Pull out each line of the data that includes the word "nous".

### Raw records
+--

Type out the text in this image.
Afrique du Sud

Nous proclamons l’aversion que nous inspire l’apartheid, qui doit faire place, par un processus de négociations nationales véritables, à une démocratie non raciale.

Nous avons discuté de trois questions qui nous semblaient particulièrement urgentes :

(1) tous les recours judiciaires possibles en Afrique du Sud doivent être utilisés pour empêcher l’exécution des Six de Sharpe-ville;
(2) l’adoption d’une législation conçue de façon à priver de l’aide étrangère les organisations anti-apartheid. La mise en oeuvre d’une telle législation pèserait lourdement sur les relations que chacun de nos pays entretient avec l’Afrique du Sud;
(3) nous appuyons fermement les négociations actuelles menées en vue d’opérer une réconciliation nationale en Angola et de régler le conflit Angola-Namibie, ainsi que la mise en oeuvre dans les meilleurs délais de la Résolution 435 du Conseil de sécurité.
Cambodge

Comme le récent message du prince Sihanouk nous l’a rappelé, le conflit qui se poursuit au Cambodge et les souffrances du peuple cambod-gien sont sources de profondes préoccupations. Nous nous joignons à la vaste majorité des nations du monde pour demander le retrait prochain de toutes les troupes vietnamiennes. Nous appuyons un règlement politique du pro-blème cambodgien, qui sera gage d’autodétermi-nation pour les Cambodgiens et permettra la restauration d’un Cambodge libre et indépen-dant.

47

+--

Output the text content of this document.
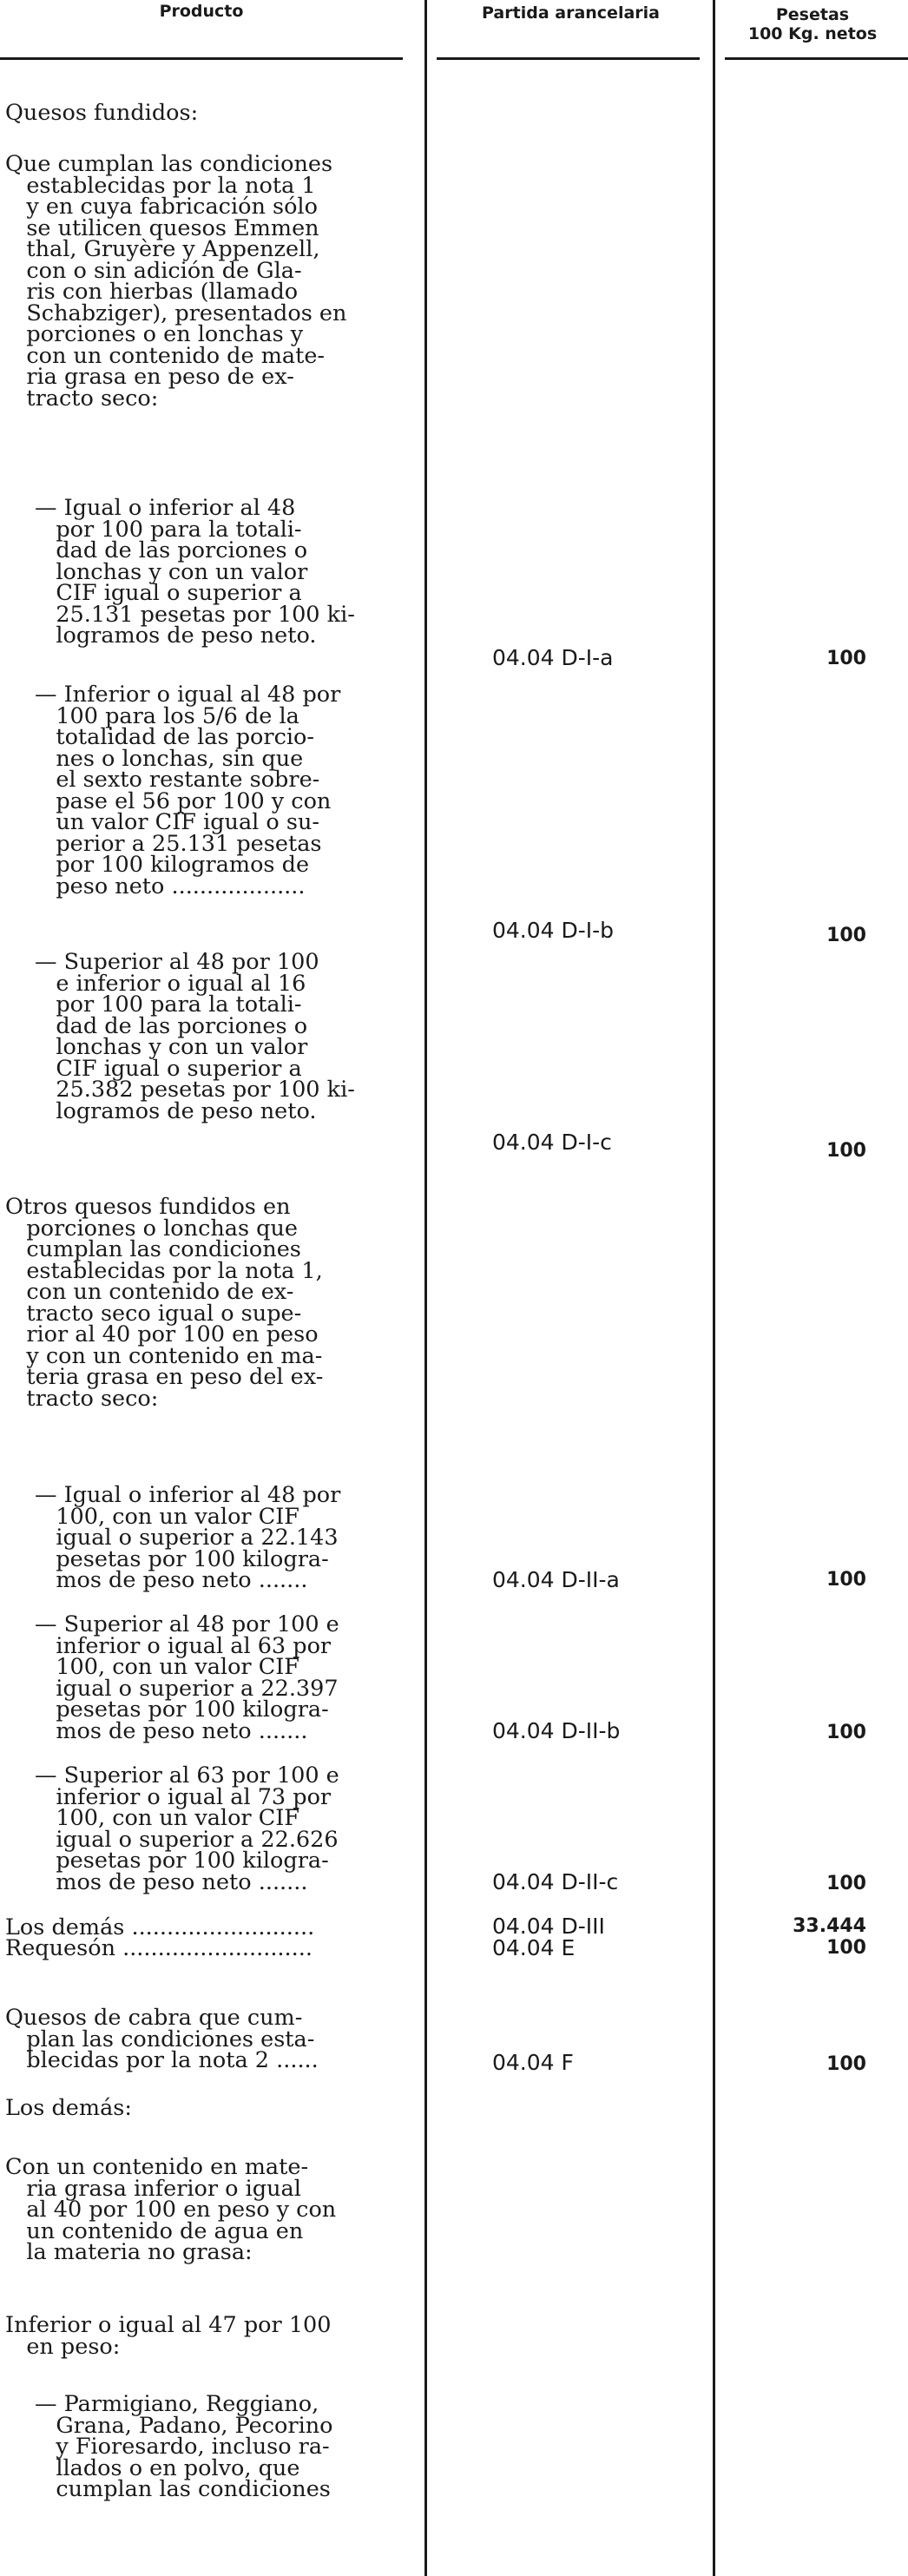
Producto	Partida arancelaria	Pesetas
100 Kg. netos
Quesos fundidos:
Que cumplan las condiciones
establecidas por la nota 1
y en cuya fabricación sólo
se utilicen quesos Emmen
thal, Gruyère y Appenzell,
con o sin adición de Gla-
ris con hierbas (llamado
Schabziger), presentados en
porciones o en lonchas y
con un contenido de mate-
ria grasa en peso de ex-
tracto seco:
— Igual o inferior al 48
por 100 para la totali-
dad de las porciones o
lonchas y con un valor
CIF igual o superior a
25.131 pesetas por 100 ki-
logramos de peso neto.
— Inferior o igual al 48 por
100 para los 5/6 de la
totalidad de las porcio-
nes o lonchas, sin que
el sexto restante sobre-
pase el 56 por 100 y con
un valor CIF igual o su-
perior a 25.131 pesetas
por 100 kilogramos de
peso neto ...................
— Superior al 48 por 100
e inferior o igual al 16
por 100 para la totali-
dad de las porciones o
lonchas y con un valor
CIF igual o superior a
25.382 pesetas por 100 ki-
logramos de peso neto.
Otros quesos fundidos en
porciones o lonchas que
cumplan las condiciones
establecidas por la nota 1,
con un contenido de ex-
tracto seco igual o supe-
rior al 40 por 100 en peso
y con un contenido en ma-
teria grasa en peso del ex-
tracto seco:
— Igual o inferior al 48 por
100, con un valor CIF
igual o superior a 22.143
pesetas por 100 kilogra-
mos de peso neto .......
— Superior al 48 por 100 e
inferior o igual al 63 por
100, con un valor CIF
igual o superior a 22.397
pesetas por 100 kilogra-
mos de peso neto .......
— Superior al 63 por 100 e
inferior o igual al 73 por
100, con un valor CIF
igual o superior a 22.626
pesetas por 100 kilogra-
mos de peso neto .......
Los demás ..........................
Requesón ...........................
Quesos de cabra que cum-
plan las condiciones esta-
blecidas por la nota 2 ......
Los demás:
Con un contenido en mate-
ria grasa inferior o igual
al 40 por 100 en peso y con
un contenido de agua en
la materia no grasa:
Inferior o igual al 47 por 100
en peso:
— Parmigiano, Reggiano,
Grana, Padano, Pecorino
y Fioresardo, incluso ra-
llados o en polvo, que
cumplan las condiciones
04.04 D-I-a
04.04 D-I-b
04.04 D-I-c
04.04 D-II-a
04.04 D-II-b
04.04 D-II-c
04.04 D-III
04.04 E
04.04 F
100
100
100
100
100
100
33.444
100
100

+--

### FULL OUTPUT
Nous proclamons l’aversion que nous inspire l’apartheid, qui doit faire place, par un processus de négociations nationales véritables, à une démocratie non raciale.
Nous avons discuté de trois questions qui nous semblaient particulièrement urgentes :
(3) nous appuyons fermement les négociations actuelles menées en vue d’opérer une réconciliation nationale en Angola et de régler le conflit Angola-Namibie, ainsi que la mise en oeuvre dans les meilleurs délais de la Résolution 435 du Conseil de sécurité.
Comme le récent message du prince Sihanouk nous l’a rappelé, le conflit qui se poursuit au Cambodge et les souffrances du peuple cambod-gien sont sources de profondes préoccupations. Nous nous joignons à la vaste majorité des nations du monde pour demander le retrait prochain de toutes les troupes vietnamiennes. Nous appuyons un règlement politique du pro-blème cambodgien, qui sera gage d’autodétermi-nation pour les Cambodgiens et permettra la restauration d’un Cambodge libre et indépen-dant.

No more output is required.